## Task to complete:
Format the records from their start through the line containing "management-tabs: [68, 556, 137, 563]", inclusive, as a JSON list of strings with one string per line, leaving out blank lines.

[Data records]
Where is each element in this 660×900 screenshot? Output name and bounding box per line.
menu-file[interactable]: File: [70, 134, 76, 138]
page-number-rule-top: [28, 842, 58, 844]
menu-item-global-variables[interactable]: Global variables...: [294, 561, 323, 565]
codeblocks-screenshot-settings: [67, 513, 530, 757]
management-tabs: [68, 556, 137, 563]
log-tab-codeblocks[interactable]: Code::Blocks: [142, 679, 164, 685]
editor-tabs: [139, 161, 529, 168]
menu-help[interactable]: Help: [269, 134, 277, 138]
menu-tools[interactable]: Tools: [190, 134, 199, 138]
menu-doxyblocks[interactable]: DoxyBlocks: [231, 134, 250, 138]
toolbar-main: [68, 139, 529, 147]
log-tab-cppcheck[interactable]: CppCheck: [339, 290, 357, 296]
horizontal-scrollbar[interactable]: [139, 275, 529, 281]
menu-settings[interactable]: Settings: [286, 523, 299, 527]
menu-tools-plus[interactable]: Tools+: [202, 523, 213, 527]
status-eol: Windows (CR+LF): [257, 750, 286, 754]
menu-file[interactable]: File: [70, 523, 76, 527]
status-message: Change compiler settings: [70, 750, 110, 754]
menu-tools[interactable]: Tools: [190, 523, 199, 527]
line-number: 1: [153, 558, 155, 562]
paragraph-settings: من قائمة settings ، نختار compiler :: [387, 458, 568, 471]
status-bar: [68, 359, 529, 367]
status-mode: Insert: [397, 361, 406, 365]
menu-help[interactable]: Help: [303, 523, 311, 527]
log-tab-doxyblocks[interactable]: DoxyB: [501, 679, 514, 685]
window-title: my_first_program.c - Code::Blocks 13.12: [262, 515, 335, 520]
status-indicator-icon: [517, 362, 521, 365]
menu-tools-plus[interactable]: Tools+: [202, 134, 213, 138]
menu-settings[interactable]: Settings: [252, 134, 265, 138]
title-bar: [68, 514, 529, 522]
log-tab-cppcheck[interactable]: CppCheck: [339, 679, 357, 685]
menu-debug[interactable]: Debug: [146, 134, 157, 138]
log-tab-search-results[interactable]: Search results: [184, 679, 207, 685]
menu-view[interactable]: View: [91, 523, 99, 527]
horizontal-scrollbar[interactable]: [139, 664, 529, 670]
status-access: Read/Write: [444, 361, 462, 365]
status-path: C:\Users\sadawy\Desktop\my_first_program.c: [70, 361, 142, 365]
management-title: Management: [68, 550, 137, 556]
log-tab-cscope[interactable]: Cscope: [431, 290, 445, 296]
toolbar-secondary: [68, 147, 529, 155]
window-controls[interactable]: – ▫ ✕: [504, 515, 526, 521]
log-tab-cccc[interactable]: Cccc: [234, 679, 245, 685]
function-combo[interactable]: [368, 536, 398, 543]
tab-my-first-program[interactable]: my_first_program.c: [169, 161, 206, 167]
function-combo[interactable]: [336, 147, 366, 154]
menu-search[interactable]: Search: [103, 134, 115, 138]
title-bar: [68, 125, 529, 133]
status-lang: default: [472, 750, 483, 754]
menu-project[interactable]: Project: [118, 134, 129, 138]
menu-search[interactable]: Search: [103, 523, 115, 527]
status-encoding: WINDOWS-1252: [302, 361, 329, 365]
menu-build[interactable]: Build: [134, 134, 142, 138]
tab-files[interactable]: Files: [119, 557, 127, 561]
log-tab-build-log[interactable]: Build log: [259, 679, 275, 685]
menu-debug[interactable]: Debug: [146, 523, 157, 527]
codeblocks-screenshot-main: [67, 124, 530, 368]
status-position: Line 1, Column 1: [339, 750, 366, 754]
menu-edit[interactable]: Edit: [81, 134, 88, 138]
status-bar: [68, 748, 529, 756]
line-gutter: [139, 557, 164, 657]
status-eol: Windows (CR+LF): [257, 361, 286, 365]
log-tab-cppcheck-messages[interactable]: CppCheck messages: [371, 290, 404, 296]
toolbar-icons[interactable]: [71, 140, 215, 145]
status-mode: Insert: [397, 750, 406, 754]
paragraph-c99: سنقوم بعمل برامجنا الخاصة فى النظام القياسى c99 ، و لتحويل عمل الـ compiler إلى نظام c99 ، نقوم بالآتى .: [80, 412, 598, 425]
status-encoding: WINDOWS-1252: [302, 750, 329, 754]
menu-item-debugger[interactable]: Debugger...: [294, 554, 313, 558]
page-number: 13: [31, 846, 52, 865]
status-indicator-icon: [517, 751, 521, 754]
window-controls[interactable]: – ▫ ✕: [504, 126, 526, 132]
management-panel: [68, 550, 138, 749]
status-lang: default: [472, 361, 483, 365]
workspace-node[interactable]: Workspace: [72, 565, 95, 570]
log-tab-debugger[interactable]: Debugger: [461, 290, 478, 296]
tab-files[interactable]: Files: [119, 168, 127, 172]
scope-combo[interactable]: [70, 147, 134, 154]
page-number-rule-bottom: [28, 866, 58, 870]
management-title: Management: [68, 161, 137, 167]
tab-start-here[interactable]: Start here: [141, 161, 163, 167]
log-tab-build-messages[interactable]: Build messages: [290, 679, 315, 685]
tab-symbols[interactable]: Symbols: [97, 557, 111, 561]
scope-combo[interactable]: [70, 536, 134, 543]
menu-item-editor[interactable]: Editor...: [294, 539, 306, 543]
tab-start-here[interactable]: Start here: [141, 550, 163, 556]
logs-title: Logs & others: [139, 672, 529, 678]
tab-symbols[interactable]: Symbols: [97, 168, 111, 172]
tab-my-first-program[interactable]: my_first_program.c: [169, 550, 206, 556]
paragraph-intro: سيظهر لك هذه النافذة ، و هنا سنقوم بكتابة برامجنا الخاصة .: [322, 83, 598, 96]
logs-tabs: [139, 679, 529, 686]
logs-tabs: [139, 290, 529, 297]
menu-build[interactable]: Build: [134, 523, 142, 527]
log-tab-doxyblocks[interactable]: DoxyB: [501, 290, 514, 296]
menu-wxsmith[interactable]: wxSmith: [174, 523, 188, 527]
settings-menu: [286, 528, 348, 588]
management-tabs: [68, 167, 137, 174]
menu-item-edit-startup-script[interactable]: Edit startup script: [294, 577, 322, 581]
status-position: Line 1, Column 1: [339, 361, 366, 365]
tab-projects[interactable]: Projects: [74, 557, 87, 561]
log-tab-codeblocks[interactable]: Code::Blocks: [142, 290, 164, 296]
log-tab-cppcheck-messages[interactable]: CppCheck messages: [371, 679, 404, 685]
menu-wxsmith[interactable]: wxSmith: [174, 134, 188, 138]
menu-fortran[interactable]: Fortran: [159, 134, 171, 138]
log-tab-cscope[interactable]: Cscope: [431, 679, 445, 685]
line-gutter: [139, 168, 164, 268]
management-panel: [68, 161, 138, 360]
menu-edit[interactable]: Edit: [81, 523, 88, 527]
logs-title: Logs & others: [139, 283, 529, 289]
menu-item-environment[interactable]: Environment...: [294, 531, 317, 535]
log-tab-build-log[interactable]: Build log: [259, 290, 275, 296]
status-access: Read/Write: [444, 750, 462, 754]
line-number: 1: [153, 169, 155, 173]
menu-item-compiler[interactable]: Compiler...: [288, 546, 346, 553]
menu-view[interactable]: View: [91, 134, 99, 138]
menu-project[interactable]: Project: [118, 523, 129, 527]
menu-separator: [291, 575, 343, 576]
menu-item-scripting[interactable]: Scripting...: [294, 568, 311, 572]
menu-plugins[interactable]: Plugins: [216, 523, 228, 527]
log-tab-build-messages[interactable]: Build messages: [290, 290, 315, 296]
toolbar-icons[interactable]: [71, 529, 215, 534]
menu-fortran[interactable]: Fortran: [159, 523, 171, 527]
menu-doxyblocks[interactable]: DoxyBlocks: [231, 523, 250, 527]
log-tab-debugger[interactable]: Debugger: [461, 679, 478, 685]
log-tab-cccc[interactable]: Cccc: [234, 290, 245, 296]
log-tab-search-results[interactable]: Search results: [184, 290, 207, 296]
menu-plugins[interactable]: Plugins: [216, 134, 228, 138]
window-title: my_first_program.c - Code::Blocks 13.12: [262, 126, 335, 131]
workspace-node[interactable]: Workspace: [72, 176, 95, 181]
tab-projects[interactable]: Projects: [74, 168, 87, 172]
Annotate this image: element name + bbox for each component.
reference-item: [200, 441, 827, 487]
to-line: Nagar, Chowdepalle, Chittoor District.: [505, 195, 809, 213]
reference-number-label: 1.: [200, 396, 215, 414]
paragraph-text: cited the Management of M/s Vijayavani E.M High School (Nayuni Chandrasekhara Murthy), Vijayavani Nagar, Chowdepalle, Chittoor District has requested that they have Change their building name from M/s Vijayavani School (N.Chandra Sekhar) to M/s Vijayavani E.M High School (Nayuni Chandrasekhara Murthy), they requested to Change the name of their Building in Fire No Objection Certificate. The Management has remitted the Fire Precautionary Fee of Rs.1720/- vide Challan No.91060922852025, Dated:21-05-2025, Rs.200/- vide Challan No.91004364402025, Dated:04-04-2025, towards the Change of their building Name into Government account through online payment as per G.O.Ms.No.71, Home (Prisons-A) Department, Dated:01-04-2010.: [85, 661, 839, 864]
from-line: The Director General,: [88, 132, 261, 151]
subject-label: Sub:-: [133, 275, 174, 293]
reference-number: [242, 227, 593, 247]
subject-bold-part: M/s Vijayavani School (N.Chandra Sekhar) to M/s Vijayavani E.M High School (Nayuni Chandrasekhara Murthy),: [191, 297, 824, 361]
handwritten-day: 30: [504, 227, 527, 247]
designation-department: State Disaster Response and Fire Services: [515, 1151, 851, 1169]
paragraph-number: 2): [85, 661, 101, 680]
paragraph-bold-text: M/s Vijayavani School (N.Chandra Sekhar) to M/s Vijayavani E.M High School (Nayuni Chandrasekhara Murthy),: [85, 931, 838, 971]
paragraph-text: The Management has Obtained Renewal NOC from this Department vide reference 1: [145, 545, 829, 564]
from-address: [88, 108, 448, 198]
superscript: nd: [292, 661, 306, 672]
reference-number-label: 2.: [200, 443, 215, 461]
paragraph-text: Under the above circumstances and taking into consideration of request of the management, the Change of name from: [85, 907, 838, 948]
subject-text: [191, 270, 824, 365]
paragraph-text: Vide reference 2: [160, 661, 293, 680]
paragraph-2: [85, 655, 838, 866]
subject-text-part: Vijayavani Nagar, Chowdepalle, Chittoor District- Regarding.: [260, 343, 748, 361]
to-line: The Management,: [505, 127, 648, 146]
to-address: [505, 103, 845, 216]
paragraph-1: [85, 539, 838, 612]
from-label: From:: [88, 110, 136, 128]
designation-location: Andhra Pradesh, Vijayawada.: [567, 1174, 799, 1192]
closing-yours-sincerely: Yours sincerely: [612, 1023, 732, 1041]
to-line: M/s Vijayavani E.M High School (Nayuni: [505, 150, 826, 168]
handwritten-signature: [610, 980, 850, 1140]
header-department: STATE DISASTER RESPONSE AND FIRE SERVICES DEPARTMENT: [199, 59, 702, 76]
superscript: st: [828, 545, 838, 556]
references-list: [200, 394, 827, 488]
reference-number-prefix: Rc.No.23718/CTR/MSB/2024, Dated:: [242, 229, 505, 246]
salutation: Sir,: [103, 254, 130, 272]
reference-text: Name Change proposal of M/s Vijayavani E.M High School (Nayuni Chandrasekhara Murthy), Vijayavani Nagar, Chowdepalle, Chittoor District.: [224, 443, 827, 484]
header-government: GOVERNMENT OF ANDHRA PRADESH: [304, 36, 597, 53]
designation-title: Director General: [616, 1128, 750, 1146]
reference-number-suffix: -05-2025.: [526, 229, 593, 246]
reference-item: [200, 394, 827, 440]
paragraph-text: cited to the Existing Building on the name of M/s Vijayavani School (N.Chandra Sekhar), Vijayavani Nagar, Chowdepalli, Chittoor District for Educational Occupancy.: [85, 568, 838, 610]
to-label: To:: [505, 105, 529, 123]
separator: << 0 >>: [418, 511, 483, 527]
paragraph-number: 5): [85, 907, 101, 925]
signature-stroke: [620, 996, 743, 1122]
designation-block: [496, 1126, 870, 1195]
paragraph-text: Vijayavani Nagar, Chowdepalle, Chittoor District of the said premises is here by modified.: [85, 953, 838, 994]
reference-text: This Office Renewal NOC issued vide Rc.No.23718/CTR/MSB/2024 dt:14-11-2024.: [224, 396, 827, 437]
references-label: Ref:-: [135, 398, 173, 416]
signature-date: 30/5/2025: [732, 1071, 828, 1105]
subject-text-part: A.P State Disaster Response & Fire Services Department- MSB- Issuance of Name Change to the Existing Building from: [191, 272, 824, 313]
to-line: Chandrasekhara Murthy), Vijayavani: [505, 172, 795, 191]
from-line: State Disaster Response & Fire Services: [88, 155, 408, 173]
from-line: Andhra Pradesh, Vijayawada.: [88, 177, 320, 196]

## Answer to the task:
[
  "Where is each element in this 660×900 screenshot? Output name and bounding box per line.",
  "menu-file[interactable]: File: [70, 134, 76, 138]",
  "page-number-rule-top: [28, 842, 58, 844]",
  "menu-item-global-variables[interactable]: Global variables...: [294, 561, 323, 565]",
  "codeblocks-screenshot-settings: [67, 513, 530, 757]",
  "management-tabs: [68, 556, 137, 563]"
]